## START
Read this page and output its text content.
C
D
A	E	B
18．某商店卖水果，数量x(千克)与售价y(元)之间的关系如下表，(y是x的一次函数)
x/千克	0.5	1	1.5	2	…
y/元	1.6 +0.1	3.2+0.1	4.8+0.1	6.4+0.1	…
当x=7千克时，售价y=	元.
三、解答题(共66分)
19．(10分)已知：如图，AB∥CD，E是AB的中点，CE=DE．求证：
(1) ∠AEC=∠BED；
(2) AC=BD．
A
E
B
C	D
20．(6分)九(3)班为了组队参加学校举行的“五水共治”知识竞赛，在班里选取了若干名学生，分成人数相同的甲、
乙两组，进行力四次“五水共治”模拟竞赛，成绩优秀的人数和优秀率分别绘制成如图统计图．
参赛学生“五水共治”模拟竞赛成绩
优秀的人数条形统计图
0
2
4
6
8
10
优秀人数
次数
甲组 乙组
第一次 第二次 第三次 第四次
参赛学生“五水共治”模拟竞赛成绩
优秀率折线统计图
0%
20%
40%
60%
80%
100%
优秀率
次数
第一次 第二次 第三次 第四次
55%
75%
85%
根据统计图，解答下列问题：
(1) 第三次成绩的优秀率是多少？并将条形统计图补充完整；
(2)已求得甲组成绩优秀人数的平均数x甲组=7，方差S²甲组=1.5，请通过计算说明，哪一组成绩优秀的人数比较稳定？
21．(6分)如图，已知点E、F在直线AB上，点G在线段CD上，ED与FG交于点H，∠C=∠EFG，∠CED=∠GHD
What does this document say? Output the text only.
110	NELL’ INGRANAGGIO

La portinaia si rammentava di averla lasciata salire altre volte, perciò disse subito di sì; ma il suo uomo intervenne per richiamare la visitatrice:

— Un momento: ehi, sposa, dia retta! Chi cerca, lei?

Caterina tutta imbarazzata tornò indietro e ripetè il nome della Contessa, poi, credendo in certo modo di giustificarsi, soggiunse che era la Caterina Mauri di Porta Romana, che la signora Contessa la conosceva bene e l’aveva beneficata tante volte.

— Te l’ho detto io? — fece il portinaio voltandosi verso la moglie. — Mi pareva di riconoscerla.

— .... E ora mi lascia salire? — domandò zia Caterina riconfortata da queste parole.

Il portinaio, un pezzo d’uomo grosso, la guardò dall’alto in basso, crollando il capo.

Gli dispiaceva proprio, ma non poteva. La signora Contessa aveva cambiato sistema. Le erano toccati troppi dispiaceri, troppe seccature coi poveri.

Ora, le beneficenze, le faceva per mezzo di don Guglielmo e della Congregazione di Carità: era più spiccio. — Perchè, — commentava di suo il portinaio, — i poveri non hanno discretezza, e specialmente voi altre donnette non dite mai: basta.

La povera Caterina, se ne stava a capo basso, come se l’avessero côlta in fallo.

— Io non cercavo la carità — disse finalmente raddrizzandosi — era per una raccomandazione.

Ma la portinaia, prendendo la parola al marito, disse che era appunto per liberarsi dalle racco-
## END
■ Problem to work on
Which lines include "capo"? Copy each of them out.

■ Expected answer
Il portinaio, un pezzo d’uomo grosso, la guardò dall’alto in basso, crollando il capo.
La povera Caterina, se ne stava a capo basso, come se l’avessero côlta in fallo.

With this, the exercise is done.